■ **Objectif de l'exercice**:
Répondez aux questions suivantes à partir de la page sur Persona 5.
1. Dans quel monde virtuel se trouve le nouveau royaume où sont plongés les héros ?
2. Comment s'appellent les deux personnages qui font leur apparition ?
3. Quel est le rôle de Toshiro ?

■ **Page**:
On re-re-re-reprend les mêmes, et on recommence

Les fans de Persona 5 peuvent se réjouir, la fine équipe de voleurs est de retour au complet. Enfin sauf les personnages prisonniers des DLCs de lancement, bien sûr (on y reviendra plus tard). L'histoire plonge nos héros dans un nouveau royaume mystérieux au sein du Metaverse, ce monde virtuel au centre de l'intrigue de Persona 5. Deux personnages font leur apparition : Erina et Toshiro. La première est une combattante guidant la rébellion (car qui dit royaume, dit roi ou reine, et donc, rébellion obligatoire). Le second quant à lui est un homme politique dont le passé sera au cœur de l'intrigue.

■ **Données extraites**:

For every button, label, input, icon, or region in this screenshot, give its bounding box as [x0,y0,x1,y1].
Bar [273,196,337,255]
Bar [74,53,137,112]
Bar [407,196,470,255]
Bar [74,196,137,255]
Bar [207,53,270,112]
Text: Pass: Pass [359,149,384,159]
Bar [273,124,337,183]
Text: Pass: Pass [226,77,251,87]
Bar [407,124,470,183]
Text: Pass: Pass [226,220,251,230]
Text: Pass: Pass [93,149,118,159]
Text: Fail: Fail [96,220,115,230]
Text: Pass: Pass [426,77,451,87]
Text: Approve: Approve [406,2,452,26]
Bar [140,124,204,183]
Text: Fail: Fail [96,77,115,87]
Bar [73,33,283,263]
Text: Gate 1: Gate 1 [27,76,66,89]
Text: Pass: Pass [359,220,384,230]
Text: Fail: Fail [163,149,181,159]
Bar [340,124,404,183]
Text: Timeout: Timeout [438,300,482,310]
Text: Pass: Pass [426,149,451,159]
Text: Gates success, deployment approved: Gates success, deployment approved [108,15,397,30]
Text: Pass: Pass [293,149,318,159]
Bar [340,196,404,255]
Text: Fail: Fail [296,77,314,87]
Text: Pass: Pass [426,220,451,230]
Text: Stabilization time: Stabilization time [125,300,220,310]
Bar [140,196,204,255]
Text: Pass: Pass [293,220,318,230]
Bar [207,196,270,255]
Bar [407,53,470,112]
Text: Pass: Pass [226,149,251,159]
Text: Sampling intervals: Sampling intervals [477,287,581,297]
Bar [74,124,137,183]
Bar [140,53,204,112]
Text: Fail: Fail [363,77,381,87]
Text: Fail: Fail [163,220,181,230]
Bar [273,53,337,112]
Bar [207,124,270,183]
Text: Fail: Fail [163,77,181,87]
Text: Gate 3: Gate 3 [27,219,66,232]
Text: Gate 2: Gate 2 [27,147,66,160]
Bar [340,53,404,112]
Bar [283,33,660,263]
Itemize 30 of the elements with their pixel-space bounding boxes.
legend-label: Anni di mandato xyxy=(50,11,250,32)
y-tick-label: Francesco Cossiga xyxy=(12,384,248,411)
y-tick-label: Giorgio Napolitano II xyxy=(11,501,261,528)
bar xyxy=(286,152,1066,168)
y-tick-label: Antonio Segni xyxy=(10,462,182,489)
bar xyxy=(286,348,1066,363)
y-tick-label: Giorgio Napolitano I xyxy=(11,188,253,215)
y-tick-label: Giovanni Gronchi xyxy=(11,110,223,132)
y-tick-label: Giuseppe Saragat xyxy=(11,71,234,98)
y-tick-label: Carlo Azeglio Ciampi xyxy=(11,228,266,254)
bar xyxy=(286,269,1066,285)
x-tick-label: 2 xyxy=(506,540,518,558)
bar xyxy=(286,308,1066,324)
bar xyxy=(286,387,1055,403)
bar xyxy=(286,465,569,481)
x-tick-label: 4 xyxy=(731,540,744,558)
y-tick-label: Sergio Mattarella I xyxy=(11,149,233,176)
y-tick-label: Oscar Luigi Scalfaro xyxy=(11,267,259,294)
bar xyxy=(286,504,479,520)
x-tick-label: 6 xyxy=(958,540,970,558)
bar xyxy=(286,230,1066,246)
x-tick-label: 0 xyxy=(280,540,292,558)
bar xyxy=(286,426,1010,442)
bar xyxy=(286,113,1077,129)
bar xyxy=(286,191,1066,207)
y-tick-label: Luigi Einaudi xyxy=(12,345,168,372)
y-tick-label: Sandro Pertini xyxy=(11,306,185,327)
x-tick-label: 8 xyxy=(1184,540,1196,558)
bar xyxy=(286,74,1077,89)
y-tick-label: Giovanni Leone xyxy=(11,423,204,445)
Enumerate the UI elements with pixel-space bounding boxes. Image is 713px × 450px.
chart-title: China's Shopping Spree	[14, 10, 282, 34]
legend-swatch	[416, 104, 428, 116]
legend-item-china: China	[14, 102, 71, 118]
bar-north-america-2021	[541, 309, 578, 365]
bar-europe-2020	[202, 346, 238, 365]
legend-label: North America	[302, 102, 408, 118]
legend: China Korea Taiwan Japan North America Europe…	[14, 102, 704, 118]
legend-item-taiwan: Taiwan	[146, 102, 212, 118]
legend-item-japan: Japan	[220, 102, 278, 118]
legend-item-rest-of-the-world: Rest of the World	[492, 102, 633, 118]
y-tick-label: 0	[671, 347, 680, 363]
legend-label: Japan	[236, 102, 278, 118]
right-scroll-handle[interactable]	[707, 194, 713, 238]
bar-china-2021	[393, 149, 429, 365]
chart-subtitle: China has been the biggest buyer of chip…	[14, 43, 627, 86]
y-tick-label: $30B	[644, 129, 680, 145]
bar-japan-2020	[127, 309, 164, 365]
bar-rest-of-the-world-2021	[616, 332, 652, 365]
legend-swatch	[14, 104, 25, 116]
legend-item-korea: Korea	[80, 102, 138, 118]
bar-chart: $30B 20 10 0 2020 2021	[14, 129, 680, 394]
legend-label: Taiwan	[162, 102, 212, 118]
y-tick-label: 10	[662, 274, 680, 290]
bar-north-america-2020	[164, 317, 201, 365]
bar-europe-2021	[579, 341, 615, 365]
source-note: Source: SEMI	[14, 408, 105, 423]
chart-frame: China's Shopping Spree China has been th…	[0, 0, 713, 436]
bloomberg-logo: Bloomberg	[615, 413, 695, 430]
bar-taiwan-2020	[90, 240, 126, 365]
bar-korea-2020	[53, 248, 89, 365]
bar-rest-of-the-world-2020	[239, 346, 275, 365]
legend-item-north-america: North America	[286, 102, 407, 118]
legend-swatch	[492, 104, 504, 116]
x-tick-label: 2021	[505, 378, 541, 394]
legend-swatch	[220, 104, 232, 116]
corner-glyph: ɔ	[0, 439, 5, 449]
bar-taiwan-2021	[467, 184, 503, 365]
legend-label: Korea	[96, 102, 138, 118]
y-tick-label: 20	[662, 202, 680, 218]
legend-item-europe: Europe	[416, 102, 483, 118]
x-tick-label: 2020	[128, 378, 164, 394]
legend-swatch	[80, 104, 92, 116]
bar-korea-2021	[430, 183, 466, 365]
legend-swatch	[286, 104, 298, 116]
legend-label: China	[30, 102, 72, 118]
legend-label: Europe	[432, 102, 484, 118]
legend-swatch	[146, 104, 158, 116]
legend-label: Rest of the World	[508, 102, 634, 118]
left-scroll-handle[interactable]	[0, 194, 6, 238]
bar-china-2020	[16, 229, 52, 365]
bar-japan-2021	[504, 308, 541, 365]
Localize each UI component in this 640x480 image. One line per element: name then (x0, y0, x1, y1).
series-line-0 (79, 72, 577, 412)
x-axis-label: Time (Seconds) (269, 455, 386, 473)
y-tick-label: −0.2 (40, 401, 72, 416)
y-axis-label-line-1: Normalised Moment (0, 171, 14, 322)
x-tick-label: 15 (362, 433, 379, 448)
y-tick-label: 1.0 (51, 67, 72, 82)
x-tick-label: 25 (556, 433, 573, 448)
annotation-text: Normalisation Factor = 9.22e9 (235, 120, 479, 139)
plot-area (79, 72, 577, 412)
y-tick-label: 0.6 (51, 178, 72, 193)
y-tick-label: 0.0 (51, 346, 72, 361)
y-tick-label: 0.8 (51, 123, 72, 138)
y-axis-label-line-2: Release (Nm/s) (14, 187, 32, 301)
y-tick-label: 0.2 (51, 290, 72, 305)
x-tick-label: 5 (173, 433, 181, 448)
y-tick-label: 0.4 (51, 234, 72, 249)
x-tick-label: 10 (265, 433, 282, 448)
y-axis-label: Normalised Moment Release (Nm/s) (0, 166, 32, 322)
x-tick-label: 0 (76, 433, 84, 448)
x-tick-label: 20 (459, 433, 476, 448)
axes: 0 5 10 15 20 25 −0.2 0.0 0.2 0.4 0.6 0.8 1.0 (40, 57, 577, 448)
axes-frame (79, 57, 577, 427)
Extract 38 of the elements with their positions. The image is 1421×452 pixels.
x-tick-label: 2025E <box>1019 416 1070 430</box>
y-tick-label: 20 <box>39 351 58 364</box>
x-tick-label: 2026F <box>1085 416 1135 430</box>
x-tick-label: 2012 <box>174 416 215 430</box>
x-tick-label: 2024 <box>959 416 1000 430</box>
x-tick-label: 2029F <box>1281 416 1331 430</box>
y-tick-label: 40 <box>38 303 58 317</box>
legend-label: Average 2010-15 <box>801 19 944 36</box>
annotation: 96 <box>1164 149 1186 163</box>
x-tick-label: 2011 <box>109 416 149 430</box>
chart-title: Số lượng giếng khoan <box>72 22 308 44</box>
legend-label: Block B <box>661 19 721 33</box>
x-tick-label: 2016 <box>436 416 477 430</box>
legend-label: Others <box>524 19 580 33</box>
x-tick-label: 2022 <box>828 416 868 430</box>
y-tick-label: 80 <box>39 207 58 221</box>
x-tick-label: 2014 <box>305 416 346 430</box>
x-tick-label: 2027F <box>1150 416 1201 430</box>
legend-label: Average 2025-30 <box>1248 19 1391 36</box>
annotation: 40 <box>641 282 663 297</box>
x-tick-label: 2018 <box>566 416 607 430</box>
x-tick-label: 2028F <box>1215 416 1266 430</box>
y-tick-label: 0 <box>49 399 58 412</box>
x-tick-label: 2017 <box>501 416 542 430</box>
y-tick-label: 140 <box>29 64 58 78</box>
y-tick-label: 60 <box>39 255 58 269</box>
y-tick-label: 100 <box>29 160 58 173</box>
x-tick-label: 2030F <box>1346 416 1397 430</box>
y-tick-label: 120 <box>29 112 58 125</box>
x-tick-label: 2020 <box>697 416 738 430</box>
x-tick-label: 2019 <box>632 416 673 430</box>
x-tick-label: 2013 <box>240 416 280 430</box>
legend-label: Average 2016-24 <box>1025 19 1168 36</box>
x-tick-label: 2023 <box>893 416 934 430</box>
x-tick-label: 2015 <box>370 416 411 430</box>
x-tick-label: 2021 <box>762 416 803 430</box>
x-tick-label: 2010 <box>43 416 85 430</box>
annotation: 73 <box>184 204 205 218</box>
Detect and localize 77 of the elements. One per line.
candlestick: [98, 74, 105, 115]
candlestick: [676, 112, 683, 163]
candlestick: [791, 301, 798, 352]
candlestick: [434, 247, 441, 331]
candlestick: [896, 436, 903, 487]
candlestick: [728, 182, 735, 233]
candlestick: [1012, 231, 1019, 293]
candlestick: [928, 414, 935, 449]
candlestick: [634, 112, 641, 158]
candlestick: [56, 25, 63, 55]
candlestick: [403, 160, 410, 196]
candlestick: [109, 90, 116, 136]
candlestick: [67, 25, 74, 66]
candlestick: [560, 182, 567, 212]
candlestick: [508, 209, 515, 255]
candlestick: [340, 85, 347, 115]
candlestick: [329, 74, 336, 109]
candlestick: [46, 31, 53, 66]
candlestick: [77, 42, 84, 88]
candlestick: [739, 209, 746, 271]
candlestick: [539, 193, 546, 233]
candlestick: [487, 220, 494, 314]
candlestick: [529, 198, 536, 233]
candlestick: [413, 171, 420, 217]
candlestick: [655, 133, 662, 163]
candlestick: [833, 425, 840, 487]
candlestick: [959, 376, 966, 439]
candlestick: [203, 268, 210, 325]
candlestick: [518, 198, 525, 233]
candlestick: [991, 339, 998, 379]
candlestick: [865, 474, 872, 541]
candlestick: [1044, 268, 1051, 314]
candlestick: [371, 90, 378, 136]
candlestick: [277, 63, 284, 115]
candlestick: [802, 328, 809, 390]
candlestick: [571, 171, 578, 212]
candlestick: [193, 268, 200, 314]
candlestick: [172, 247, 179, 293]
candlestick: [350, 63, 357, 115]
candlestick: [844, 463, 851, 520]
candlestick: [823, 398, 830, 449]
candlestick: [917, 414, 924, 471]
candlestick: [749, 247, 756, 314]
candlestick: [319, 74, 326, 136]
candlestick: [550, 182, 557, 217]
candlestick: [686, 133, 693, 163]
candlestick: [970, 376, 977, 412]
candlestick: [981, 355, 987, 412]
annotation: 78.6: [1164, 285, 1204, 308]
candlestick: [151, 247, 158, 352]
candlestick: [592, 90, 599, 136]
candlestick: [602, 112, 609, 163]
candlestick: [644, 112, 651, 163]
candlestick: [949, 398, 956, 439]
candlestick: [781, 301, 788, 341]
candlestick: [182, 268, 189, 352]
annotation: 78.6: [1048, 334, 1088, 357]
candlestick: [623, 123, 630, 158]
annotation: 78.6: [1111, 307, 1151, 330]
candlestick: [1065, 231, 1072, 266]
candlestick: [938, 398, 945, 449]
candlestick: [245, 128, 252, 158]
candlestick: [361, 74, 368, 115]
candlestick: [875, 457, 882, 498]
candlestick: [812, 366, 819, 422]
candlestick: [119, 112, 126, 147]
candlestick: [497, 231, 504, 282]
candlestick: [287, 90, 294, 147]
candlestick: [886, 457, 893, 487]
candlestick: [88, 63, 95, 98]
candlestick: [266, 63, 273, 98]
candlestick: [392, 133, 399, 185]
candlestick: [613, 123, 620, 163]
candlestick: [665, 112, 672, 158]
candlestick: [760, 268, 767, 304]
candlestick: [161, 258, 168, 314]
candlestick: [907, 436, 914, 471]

■ **Résultat**:
1. Dans le Metaverse.
2. Erina et Toshiro.
3. C'est un homme politique dont le passé sera au cœur de l'intrigue.